Within the records that follow, find every line containing the string "adapters". Copy those lines.
==================================================
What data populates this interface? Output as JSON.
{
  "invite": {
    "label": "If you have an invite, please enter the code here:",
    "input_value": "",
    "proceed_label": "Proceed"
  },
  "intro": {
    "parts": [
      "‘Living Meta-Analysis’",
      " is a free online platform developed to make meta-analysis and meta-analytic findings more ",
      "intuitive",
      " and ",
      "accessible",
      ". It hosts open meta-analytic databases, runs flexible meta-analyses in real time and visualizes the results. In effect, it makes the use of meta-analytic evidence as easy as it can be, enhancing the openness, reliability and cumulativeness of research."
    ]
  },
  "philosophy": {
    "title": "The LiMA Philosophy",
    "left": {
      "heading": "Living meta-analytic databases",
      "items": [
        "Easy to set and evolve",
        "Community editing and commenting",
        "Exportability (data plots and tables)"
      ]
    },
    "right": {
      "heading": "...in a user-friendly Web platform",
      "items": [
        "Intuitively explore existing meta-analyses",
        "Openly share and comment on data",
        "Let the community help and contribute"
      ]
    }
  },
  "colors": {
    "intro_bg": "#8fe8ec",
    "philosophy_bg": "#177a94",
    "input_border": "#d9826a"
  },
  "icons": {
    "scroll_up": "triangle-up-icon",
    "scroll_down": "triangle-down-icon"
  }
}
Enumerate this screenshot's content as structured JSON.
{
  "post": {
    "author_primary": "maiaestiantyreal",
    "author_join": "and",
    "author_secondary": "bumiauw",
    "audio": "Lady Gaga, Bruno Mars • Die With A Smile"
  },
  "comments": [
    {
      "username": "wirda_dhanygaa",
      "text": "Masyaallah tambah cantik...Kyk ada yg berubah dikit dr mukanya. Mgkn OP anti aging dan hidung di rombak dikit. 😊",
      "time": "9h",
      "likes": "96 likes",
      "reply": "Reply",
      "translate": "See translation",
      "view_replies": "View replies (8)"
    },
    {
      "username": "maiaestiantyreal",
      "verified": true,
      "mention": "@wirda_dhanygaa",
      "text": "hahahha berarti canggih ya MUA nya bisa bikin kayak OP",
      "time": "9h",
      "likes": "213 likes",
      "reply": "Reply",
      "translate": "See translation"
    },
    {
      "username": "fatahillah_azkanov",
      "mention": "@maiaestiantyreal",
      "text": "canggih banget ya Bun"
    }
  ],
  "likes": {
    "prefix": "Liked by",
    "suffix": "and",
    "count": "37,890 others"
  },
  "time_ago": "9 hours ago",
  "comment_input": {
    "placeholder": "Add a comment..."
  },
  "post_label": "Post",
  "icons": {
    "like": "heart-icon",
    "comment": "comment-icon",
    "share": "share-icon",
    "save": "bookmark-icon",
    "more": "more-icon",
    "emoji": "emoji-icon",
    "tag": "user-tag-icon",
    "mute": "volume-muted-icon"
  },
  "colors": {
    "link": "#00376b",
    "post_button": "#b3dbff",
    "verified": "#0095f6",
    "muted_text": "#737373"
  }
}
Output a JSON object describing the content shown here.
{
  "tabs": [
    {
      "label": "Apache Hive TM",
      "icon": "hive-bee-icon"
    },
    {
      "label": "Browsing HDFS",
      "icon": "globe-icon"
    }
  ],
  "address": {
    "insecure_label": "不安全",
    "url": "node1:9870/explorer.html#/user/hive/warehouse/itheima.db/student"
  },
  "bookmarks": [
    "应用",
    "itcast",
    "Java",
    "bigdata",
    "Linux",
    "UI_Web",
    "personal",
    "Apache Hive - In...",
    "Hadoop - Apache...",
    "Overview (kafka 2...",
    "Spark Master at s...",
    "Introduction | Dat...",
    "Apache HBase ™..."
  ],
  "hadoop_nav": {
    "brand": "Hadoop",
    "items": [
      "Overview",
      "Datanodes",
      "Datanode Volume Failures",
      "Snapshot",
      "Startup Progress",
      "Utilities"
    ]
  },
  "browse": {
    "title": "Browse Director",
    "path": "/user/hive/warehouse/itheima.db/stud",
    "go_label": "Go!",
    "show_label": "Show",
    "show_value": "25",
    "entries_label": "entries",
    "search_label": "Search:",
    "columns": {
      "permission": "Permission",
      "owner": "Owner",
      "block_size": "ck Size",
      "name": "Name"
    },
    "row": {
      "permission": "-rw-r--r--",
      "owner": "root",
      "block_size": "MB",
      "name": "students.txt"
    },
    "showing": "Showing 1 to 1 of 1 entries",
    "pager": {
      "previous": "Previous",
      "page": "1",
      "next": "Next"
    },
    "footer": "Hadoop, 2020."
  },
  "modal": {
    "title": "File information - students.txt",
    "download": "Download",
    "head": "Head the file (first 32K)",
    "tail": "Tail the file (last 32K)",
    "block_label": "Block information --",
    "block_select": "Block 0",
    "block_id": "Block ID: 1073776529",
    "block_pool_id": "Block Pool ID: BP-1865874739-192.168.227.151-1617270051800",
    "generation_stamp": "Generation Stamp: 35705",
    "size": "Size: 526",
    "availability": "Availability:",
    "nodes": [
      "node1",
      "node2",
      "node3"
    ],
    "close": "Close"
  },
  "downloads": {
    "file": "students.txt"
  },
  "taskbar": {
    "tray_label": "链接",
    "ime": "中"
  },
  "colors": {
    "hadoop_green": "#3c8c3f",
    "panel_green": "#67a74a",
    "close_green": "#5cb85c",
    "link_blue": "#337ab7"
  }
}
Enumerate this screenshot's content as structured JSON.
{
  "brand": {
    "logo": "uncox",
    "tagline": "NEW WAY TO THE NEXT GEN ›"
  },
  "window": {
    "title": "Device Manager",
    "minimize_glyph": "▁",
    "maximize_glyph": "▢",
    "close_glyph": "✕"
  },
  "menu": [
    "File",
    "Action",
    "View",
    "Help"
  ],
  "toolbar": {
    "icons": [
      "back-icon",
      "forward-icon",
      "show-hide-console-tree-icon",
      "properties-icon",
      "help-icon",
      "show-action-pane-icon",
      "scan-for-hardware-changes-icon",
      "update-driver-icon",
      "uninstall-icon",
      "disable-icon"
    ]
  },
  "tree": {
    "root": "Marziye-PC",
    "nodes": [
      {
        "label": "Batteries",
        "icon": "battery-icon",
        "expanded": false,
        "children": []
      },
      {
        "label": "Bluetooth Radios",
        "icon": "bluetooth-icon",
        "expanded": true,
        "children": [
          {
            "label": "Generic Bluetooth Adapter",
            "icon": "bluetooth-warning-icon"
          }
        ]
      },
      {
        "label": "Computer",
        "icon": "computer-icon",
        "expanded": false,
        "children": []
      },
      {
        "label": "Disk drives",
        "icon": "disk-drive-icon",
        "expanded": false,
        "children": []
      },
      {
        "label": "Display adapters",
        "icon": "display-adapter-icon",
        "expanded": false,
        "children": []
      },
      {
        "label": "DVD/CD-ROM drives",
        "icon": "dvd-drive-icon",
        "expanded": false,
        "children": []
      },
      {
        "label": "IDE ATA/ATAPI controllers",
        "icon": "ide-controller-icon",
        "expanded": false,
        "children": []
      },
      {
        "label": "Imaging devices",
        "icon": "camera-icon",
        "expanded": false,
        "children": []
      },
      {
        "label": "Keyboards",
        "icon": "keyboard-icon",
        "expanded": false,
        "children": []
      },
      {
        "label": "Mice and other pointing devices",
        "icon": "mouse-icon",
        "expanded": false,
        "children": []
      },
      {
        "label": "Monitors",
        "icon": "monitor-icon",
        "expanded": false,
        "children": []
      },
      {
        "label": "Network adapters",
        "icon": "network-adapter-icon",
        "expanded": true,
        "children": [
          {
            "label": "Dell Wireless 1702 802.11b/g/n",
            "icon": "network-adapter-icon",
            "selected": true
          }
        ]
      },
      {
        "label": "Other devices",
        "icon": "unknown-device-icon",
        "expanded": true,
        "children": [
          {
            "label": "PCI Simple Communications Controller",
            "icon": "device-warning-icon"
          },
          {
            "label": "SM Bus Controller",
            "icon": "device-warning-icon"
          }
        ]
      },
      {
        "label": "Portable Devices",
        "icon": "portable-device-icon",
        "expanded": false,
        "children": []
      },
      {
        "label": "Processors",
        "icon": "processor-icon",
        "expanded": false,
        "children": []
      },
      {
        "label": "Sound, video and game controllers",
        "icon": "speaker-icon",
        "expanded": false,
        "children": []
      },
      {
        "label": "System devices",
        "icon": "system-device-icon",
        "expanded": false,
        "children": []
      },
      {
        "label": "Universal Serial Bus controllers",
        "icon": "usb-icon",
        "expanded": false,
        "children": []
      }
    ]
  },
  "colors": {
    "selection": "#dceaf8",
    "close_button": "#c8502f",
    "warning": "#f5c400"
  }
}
==================================================
(RESULT FOR THIS EXERCISE):
        "label": "Display adapters",
        "label": "Network adapters",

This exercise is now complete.